(Saved entries)
— BEGIN —

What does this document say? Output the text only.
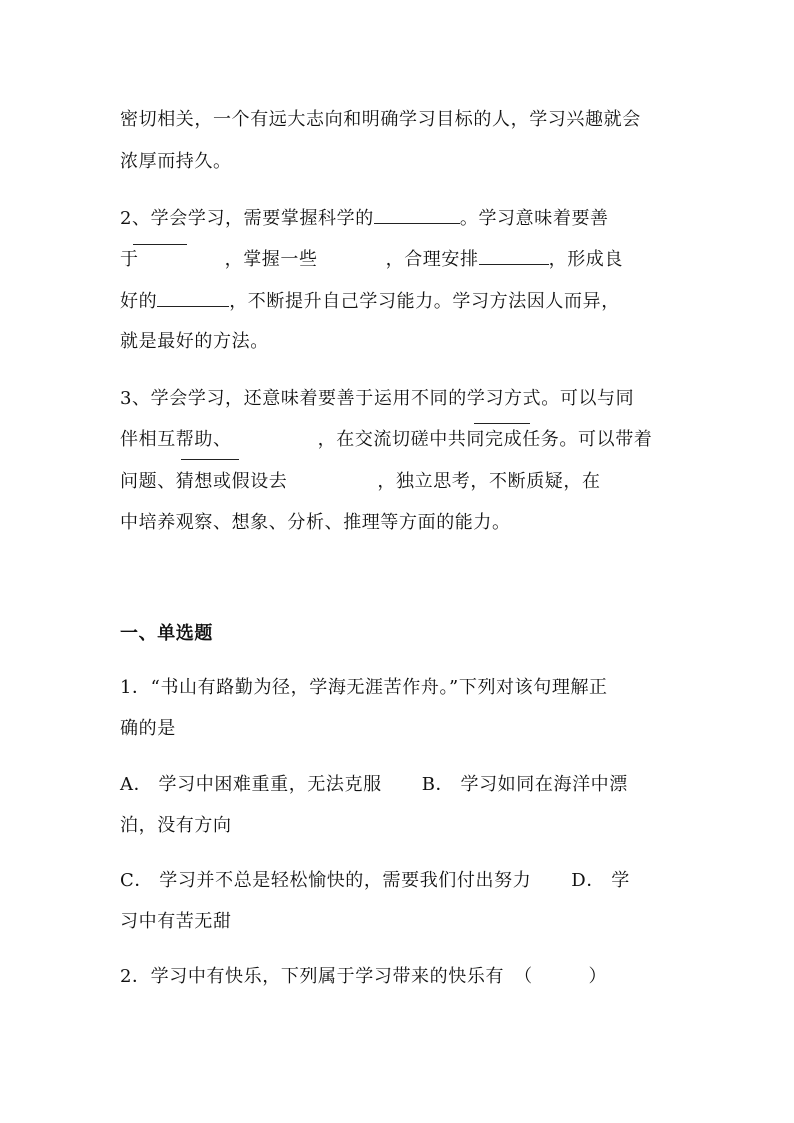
密切相关，一个有远大志向和明确学习目标的人，学习兴趣就会
浓厚而持久。
2、学会学习，需要掌握科学的	。学习意味着要善
于	，掌握一些	，合理安排	，形成良
好的	，不断提升自己学习能力。学习方法因人而异，
就是最好的方法。
3、学会学习，还意味着要善于运用不同的学习方式。可以与同
伴相互帮助、	，在交流切磋中共同完成任务。可以带着
问题、猜想或假设去	，独立思考，不断质疑，在
中培养观察、想象、分析、推理等方面的能力。
一、单选题
1．“书山有路勤为径，学海无涯苦作舟。”下列对该句理解正
确的是
A． 学习中困难重重，无法克服 B． 学习如同在海洋中漂
泊，没有方向
C． 学习并不总是轻松愉快的，需要我们付出努力 D． 学
习中有苦无甜
2．学习中有快乐，下列属于学习带来的快乐有 （　　　）
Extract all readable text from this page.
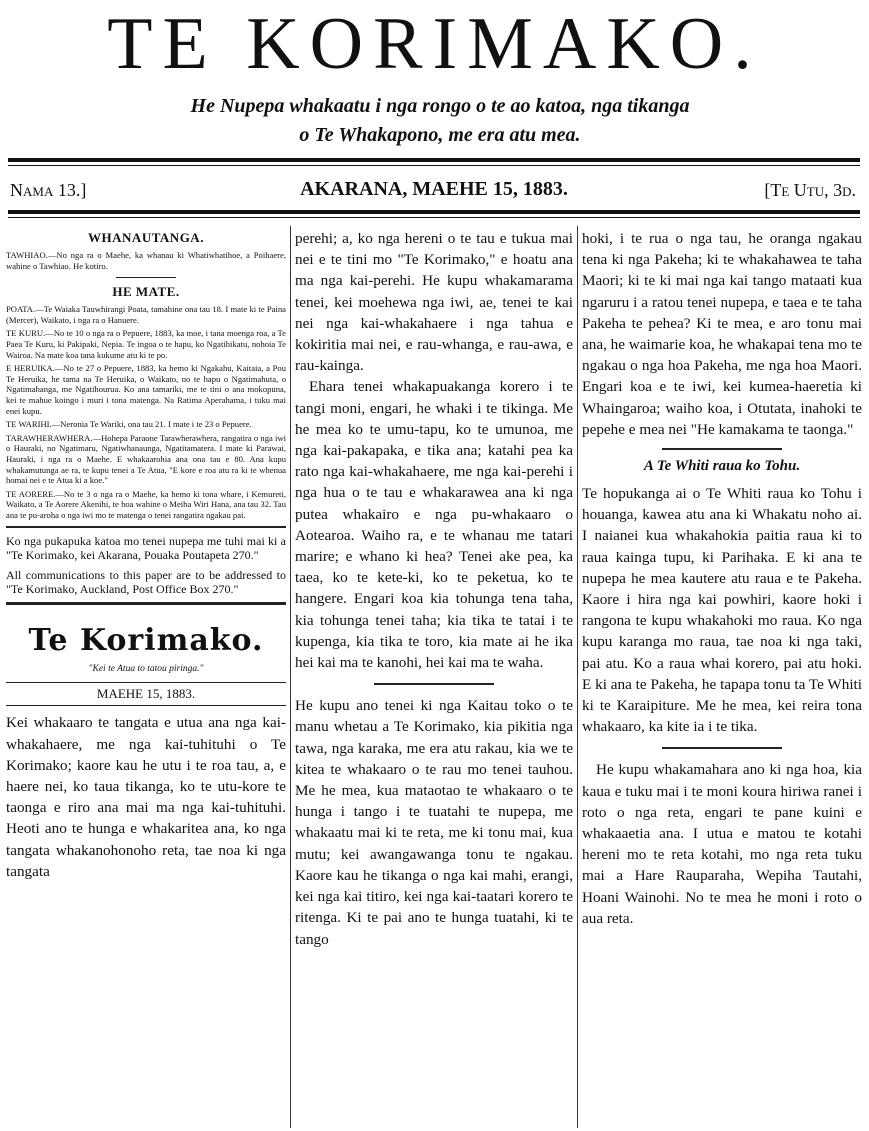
TE KORIMAKO.
He Nupepa whakaatu i nga rongo o te ao katoa, nga tikanga
o Te Whakapono, me era atu mea.
Nama 13.]	AKARANA, MAEHE 15, 1883.	[Te Utu, 3d.
WHANAUTANGA.

TAWHIAO.—No nga ra o Maehe, ka whanau ki Whatiwhatihoe, a Poihaere, wahine o Tawhiao. He kotiro.

HE MATE.

POATA.—Te Waiaka Tauwhirangi Poata, tamahine ona tau 18. I mate ki te Paina (Mercer), Waikato, i nga ra o Hanuere.

TE KURU.—No te 10 o nga ra o Pepuere, 1883, ka moe, i tana moenga roa, a Te Paea Te Kuru, ki Pakipaki, Nepia. Te ingoa o te hapu, ko Ngatihikatu, nohoia Te Wairoa. Na mate koa tana kukume atu ki te po.

E HERUIKA.—No te 27 o Pepuere, 1883, ka hemo ki Ngakahu, Kaitaia, a Pou Te Heruika, he tama na Te Heruika, o Waikato, no te hapu o Ngatimahuta, o Ngatimahanga, me Ngatihourua. Ko ana tamariki, me te tini o ana mokopuna, kei te mahue koingo i muri i tona matenga. Na Ratima Aperahama, i tuku mai enei kupu.

TE WARIHI.—Neronia Te Wariki, ona tau 21. I mate i te 23 o Pepuere.

TARAWHERAWHERA.—Hohepa Paraone Tarawherawhera, rangatira o nga iwi o Hauraki, no Ngatimaru, Ngatiwhanaunga, Ngatitamatera. I mate ki Parawai, Hauraki, i nga ra o Maehe. E whakaarohia ana ona tau e 80. Ana kupu whakamutunga ae ra, te kupu tenei a Te Atua, "E kore e roa atu ra ki te whenua homai nei e te Atua ki a koe."

TE AORERE.—No te 3 o nga ra o Maehe, ka hemo ki tona whare, i Kemureti, Waikato, a Te Aorere Akenihi, te hoa wahine o Meiha Wiri Hana, ana tau 32. Tau ana te pu-aroha o nga iwi mo te matenga o tenei rangatira ngakau pai.

Ko nga pukapuka katoa mo tenei nupepa me tuhi mai ki a "Te Korimako, kei Akarana, Pouaka Poutapeta 270."

All communications to this paper are to be addressed to "Te Korimako, Auckland, Post Office Box 270."

Te Korimako.
"Kei te Atua to tatou piringa."
MAEHE 15, 1883.

Kei whakaaro te tangata e utua ana nga kai-whakahaere, me nga kai-tuhituhi o Te Korimako; kaore kau he utu i te roa tau, a, e haere nei, ko taua tikanga, ko te utu-kore te taonga e riro ana mai ma nga kai-tuhituhi. Heoti ano te hunga e whakaritea ana, ko nga tangata whakanohonoho reta, tae noa ki nga tangata

perehi; a, ko nga hereni o te tau e tukua mai nei e te tini mo "Te Korimako," e hoatu ana ma nga kai-perehi. He kupu whakamarama tenei, kei moehewa nga iwi, ae, tenei te kai nei nga kai-whakahaere i nga tahua e kokiritia mai nei, e rau-whanga, e rau-awa, e rau-kainga.

Ehara tenei whakapuakanga korero i te tangi moni, engari, he whaki i te tikinga. Me he mea ko te umu-tapu, ko te umunoa, me nga kai-pakapaka, e tika ana; katahi pea ka rato nga kai-whakahaere, me nga kai-perehi i nga hua o te tau e whakarawea ana ki nga putea whakairo e nga pu-whakaaro o Aotearoa. Waiho ra, e te whanau me tatari marire; e whano ki hea? Tenei ake pea, ka taea, ko te kete-ki, ko te peketua, ko te hangere. Engari koa kia tohunga tena taha, kia tohunga tenei taha; kia tika te tatai i te kupenga, kia tika te toro, kia mate ai he ika hei kai ma te kanohi, hei kai ma te waha.

He kupu ano tenei ki nga Kaitau toko o te manu whetau a Te Korimako, kia pikitia nga tawa, nga karaka, me era atu rakau, kia we te kitea te whakaaro o te rau mo tenei tauhou. Me he mea, kua mataotao te whakaaro o te hunga i tango i te tuatahi te nupepa, me whakaatu mai ki te reta, me ki tonu mai, kua mutu; kei awangawanga tonu te ngakau. Kaore kau he tikanga o nga kai mahi, erangi, kei nga kai titiro, kei nga kai-taatari korero te ritenga. Ki te pai ano te hunga tuatahi, ki te tango

hoki, i te rua o nga tau, he oranga ngakau tena ki nga Pakeha; ki te whakahawea te taha Maori; ki te ki mai nga kai tango mataati kua ngaruru i a ratou tenei nupepa, e taea e te taha Pakeha te pehea? Ki te mea, e aro tonu mai ana, he waimarie koa, he whakapai tena mo te ngakau o nga hoa Pakeha, me nga hoa Maori. Engari koa e te iwi, kei kumea-haeretia ki Whaingaroa; waiho koa, i Otutata, inahoki te pepehe e mea nei "He kamakama te taonga."

A Te Whiti raua ko Tohu.

Te hopukanga ai o Te Whiti raua ko Tohu i houanga, kawea atu ana ki Whakatu noho ai. I naianei kua whakahokia paitia raua ki to raua kainga tupu, ki Parihaka. E ki ana te nupepa he mea kautere atu raua e te Pakeha. Kaore i hira nga kai powhiri, kaore hoki i rangona te kupu whakahoki mo raua. Ko nga kupu karanga mo raua, tae noa ki nga taki, pai atu. Ko a raua whai korero, pai atu hoki. E ki ana te Pakeha, he tapapa tonu ta Te Whiti ki te Karaipiture. Me he mea, kei reira tona whakaaro, ka kite ia i te tika.

He kupu whakamahara ano ki nga hoa, kia kaua e tuku mai i te moni koura hiriwa ranei i roto o nga reta, engari te pane kuini e whakaaetia ana. I utua e matou te kotahi hereni mo te reta kotahi, mo nga reta tuku mai a Hare Rauparaha, Wepiha Tautahi, Hoani Wainohi. No te mea he moni i roto o aua reta.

— END —

**The exercise**
Check each line of the records for the word "hemo" and extract those that contain it.

**Answer in full**
E HERUIKA.—No te 27 o Pepuere, 1883, ka hemo ki Ngakahu, Kaitaia, a Pou Te Heruika, he tama na Te Heruika, o Waikato, no te hapu o Ngatimahuta, o Ngatimahanga, me Ngatihourua. Ko ana tamariki, me te tini o ana mokopuna, kei te mahue koingo i muri i tona matenga. Na Ratima Aperahama, i tuku mai enei kupu.
TE AORERE.—No te 3 o nga ra o Maehe, ka hemo ki tona whare, i Kemureti, Waikato, a Te Aorere Akenihi, te hoa wahine o Meiha Wiri Hana, ana tau 32. Tau ana te pu-aroha o nga iwi mo te matenga o tenei rangatira ngakau pai.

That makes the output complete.